[begin Recorded information]

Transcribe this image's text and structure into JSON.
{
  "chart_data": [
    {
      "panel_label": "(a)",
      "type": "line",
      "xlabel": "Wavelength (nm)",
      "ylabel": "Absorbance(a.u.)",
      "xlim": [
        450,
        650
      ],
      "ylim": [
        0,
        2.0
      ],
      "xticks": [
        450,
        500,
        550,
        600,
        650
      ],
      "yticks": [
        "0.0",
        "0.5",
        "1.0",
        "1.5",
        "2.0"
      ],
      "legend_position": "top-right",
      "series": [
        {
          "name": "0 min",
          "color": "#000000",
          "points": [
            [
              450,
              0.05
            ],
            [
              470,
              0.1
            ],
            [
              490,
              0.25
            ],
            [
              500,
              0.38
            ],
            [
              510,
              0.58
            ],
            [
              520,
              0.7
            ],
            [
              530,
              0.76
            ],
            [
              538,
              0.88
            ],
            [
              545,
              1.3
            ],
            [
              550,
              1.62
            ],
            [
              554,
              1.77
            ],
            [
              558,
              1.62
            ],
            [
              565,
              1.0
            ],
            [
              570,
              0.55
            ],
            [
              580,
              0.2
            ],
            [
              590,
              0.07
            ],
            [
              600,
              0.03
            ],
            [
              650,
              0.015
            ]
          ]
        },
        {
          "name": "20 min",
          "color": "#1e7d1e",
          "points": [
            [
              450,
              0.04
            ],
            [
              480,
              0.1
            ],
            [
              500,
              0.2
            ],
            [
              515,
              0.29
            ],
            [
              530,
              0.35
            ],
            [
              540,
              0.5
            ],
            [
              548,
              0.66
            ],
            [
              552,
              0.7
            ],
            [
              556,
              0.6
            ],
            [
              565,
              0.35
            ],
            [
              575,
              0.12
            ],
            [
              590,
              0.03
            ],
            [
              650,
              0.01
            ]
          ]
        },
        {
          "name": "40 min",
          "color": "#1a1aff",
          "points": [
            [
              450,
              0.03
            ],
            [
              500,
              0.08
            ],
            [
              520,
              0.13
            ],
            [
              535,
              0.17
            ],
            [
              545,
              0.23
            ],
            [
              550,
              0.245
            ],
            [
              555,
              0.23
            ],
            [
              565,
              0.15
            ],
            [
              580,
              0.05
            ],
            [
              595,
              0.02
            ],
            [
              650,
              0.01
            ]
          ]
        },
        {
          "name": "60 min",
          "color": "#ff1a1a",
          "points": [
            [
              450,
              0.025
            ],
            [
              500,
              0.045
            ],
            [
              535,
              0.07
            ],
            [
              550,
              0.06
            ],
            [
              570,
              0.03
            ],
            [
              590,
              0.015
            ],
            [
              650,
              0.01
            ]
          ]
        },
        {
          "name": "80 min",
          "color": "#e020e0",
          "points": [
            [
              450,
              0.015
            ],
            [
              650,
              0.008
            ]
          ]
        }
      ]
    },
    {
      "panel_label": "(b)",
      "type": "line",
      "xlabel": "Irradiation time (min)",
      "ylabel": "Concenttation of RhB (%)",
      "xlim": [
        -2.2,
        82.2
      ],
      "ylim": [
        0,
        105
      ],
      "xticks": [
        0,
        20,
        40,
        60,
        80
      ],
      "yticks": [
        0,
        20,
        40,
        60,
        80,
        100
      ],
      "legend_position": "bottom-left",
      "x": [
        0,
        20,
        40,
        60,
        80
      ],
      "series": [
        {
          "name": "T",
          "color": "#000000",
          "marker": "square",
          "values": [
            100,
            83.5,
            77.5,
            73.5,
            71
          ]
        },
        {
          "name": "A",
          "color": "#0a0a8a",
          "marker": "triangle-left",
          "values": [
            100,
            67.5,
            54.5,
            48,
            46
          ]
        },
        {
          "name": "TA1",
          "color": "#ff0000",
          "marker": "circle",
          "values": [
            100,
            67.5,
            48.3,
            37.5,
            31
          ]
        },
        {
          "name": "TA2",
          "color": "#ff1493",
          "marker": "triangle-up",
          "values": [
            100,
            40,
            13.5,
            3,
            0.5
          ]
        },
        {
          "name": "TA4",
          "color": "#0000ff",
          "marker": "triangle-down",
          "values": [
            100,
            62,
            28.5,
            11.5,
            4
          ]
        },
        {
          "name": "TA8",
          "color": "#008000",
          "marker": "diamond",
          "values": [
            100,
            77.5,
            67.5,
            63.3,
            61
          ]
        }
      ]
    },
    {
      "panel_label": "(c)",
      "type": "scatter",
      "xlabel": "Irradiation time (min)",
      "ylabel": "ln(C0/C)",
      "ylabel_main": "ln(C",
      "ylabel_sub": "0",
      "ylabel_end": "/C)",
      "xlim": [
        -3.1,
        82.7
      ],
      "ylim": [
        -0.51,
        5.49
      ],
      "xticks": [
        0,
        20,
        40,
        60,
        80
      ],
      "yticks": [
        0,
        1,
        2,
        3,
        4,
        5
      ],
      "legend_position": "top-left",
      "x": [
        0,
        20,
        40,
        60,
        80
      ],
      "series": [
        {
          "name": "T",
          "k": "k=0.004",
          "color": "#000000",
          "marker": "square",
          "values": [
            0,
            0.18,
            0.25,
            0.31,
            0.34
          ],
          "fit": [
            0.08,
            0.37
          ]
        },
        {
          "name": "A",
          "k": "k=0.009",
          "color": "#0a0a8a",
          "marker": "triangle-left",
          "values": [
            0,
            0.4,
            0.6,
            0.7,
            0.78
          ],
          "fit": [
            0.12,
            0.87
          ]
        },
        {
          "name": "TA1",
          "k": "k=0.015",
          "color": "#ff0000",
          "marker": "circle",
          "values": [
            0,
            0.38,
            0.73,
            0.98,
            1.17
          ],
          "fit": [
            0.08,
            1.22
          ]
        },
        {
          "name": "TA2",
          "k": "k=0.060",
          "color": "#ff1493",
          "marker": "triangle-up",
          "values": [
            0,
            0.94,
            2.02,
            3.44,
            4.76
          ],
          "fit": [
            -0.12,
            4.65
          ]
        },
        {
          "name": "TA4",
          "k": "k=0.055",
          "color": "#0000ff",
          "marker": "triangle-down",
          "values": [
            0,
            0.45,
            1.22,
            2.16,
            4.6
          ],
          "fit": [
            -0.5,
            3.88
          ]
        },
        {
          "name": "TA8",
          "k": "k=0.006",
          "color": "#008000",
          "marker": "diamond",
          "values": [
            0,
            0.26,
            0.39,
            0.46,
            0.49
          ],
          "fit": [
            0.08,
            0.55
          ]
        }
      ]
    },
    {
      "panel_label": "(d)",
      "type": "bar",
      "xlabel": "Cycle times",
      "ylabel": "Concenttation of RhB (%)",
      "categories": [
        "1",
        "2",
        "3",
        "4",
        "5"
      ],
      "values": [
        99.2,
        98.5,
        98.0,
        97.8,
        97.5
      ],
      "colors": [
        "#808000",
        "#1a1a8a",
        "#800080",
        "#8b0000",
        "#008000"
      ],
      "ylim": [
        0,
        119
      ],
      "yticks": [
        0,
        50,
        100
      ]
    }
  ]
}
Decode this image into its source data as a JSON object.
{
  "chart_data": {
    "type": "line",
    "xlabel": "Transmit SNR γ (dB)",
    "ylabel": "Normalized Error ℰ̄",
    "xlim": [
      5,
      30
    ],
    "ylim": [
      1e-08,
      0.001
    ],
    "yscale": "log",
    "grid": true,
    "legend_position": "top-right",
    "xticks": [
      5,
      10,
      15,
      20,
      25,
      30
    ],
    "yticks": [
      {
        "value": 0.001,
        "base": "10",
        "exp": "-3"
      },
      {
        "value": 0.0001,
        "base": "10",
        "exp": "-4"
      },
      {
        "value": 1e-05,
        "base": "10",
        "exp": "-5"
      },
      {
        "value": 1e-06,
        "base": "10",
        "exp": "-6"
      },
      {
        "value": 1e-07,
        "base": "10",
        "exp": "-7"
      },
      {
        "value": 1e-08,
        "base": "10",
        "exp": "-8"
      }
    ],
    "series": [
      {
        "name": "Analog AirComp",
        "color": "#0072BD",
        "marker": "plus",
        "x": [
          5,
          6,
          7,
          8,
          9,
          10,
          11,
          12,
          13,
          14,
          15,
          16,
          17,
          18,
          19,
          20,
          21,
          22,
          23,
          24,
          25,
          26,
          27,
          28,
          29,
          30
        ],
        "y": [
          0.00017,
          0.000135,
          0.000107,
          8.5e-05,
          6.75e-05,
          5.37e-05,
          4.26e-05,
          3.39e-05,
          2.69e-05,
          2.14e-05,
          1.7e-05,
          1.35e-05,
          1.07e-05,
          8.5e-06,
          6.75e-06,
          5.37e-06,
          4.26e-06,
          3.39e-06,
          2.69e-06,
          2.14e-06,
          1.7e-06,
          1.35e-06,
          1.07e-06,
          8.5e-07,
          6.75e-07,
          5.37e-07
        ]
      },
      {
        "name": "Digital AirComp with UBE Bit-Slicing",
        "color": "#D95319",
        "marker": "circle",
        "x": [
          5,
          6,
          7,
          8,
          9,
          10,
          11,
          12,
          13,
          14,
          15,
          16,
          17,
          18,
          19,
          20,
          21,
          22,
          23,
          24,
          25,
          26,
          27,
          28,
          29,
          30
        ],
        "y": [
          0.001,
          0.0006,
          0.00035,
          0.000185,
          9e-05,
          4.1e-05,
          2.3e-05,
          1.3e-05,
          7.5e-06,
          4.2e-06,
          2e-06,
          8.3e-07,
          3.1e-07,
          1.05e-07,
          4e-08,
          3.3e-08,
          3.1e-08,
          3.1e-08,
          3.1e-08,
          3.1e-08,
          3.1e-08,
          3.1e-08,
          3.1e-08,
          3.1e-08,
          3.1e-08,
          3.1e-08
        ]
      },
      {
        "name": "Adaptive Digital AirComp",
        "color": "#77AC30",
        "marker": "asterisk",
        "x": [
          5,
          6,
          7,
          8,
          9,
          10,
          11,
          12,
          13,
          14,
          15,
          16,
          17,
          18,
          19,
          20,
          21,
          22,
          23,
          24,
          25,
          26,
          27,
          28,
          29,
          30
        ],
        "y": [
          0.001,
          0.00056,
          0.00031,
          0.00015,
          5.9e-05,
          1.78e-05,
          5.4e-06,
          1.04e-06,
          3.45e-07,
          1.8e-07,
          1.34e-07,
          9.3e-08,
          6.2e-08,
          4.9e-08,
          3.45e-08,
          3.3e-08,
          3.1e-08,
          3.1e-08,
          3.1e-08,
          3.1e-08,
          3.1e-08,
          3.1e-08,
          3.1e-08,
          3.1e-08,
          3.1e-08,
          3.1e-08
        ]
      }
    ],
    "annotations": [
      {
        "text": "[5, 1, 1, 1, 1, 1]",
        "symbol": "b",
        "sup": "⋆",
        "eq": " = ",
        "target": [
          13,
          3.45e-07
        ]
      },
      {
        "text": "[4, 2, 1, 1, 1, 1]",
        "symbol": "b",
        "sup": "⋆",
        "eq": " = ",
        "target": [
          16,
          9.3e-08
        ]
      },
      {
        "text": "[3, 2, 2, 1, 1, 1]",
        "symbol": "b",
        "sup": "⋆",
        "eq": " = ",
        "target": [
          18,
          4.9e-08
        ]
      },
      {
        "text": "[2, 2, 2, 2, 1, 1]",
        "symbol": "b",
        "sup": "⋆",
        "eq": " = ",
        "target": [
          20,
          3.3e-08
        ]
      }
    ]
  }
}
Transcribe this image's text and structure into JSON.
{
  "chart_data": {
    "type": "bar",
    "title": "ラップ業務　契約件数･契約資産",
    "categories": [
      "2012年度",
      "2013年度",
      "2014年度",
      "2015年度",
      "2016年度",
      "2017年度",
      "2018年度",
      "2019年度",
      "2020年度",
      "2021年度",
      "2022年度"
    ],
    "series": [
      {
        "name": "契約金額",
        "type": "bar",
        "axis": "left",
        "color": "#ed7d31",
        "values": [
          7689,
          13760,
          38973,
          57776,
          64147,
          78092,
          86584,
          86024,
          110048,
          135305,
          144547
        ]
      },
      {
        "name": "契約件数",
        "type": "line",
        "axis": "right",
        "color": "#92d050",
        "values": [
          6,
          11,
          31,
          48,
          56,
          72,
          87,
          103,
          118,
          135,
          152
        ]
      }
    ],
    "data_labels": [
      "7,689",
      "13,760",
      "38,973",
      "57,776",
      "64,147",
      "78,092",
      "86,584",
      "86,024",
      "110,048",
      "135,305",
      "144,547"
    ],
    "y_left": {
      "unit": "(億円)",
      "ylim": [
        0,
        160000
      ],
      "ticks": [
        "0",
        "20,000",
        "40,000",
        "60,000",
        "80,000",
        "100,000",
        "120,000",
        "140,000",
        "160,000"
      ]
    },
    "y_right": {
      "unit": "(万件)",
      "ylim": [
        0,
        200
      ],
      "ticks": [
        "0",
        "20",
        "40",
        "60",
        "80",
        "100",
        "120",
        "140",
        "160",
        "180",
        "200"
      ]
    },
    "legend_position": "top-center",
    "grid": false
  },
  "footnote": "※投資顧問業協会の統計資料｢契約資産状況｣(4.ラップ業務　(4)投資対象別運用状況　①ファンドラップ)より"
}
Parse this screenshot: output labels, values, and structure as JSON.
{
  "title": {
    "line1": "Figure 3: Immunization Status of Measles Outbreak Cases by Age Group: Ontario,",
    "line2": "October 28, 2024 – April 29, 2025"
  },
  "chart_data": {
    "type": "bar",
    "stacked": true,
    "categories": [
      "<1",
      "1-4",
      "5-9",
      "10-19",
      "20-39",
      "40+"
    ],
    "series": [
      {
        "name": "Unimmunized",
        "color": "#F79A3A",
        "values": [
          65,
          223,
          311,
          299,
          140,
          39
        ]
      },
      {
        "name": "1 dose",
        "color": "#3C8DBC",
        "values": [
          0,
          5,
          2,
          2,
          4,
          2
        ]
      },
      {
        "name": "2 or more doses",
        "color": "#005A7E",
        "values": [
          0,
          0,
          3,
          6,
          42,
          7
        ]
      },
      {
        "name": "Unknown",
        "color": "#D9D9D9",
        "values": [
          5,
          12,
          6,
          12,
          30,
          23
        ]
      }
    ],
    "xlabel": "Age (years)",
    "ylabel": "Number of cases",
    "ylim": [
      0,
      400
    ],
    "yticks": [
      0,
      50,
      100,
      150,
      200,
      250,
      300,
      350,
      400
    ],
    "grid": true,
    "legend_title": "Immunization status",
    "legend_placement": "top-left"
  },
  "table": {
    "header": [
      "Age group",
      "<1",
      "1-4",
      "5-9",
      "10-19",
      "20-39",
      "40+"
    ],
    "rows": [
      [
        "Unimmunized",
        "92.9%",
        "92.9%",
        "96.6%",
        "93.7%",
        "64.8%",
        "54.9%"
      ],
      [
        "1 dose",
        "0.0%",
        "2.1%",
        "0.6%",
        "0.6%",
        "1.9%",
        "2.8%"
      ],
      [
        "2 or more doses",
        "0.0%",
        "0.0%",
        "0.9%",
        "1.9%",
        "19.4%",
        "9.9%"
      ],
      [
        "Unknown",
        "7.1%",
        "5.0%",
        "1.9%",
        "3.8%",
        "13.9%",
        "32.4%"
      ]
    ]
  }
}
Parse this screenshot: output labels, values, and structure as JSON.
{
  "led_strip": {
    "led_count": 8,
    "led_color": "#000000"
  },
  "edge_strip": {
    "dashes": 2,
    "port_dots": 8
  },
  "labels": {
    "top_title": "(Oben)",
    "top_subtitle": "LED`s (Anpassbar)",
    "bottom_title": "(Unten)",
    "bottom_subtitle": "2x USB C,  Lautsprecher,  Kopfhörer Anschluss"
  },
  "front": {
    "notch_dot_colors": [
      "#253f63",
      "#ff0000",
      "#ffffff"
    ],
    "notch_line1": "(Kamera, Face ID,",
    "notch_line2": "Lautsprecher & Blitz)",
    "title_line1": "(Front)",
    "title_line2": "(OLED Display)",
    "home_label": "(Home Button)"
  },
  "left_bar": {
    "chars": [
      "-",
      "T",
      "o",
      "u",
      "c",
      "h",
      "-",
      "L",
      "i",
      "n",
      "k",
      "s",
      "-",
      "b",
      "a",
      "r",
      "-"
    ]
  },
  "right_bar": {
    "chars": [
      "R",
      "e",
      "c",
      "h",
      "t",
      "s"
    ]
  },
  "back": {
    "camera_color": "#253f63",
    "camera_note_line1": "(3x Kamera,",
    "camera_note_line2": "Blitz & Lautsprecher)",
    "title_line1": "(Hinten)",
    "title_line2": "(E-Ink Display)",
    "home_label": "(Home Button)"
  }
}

[end Recorded information]

▶ _Stated goal_
Choose all lines containing the string "Kamera" and copy them out.

▶ _Exercise response_
    "notch_line1": "(Kamera, Face ID,",
    "camera_note_line1": "(3x Kamera,",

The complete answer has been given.